* begin *
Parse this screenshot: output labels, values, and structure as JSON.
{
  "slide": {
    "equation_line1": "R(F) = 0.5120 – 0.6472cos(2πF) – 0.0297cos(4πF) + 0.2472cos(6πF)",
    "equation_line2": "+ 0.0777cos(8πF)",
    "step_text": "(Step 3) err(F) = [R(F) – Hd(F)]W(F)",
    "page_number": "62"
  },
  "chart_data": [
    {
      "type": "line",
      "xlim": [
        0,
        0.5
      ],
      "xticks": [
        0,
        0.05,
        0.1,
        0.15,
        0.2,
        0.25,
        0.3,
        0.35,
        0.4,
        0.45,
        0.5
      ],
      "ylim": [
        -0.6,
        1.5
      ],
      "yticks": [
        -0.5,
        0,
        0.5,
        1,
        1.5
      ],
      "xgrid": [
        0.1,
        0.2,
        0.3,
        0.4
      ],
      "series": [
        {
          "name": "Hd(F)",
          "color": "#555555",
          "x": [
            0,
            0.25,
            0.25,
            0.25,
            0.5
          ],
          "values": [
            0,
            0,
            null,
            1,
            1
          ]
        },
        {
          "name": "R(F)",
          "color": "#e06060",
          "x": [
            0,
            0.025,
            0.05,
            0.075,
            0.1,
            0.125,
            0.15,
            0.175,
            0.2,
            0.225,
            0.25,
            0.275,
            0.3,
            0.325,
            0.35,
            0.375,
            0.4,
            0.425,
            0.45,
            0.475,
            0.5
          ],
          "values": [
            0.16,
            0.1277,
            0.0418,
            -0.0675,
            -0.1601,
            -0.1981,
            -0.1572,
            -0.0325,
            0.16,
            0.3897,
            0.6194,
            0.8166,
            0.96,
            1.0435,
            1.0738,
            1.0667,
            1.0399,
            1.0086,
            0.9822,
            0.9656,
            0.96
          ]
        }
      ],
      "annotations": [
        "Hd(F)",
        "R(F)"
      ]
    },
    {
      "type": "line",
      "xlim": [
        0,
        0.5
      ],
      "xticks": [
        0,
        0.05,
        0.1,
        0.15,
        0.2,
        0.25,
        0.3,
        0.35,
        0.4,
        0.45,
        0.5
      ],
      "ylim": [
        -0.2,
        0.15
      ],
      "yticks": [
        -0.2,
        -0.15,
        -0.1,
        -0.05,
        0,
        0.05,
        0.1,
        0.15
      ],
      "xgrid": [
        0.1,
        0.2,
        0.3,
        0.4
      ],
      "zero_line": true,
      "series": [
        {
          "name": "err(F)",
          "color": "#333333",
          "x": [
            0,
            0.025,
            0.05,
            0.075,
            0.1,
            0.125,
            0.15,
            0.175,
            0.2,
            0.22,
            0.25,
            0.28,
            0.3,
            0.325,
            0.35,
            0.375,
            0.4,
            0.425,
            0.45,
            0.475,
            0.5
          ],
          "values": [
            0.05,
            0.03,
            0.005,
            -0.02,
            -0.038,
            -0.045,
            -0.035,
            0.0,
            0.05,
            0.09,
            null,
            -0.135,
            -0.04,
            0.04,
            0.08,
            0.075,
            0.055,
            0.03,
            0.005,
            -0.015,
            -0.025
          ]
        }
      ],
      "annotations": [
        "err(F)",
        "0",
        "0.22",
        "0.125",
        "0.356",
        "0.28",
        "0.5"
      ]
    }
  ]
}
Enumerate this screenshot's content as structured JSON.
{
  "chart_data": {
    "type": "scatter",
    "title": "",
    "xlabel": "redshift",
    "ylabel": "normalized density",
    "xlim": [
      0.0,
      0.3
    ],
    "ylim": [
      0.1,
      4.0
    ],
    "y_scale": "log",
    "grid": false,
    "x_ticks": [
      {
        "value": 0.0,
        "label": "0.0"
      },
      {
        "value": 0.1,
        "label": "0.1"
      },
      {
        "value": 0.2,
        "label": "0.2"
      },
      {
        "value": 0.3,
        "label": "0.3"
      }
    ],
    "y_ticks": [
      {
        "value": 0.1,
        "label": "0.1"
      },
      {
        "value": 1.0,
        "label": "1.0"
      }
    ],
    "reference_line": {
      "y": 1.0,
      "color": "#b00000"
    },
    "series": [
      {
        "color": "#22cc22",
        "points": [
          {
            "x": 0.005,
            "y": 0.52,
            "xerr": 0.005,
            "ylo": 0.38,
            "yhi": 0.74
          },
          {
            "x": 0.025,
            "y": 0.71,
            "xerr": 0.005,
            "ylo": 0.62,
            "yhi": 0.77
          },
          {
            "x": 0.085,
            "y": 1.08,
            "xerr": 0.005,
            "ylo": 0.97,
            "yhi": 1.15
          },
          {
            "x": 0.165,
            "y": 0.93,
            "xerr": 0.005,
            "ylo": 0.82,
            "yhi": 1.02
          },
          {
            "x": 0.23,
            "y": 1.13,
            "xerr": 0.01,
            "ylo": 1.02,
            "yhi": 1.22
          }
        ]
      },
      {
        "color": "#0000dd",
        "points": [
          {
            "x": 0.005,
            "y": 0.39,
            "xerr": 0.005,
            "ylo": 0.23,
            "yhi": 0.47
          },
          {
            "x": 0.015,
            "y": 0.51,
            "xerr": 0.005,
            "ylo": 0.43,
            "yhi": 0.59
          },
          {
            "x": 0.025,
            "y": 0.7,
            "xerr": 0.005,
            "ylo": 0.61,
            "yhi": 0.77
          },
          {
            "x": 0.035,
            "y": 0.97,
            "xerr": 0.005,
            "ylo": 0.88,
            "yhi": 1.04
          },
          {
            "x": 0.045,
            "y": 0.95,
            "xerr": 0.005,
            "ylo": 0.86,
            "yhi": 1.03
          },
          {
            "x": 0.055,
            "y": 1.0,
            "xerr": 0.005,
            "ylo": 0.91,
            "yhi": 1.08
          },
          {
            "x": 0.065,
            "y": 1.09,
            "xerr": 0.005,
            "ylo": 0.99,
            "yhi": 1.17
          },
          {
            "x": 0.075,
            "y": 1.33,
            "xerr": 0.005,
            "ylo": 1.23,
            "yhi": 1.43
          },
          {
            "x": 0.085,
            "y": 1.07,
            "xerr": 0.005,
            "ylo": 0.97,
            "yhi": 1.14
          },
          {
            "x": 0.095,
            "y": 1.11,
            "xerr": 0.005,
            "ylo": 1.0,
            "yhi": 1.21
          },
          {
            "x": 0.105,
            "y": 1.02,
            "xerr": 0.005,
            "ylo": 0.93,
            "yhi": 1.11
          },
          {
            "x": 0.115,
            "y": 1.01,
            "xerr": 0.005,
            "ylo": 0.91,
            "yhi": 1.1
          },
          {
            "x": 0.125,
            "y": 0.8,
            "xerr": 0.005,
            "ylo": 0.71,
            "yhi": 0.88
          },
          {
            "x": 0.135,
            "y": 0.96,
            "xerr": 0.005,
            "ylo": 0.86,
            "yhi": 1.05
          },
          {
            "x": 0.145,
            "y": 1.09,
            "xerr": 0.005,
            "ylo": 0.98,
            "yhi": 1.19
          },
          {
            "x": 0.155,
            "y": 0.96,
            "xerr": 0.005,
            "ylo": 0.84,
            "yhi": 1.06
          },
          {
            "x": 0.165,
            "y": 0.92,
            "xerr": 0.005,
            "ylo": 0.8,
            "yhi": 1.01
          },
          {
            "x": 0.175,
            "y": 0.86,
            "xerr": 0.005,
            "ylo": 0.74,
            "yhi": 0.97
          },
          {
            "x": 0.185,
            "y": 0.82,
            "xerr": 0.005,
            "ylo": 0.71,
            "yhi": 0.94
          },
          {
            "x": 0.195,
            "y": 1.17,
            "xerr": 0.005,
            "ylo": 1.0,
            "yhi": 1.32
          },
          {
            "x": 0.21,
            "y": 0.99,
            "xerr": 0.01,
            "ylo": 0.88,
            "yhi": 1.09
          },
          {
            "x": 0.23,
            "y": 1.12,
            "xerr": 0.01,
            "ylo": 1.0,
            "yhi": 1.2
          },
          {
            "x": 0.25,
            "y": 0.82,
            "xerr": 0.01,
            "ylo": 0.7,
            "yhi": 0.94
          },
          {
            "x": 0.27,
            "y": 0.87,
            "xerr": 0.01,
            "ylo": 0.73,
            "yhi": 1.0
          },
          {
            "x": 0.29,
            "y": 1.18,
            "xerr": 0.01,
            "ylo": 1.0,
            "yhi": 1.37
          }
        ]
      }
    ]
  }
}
* end *
#### [DO THIS]
Search the data for "JSON". Copy every line that has it.

#### [THE COMPLETED TASK]
Parse this screenshot: output labels, values, and structure as JSON.
Enumerate this screenshot's content as structured JSON.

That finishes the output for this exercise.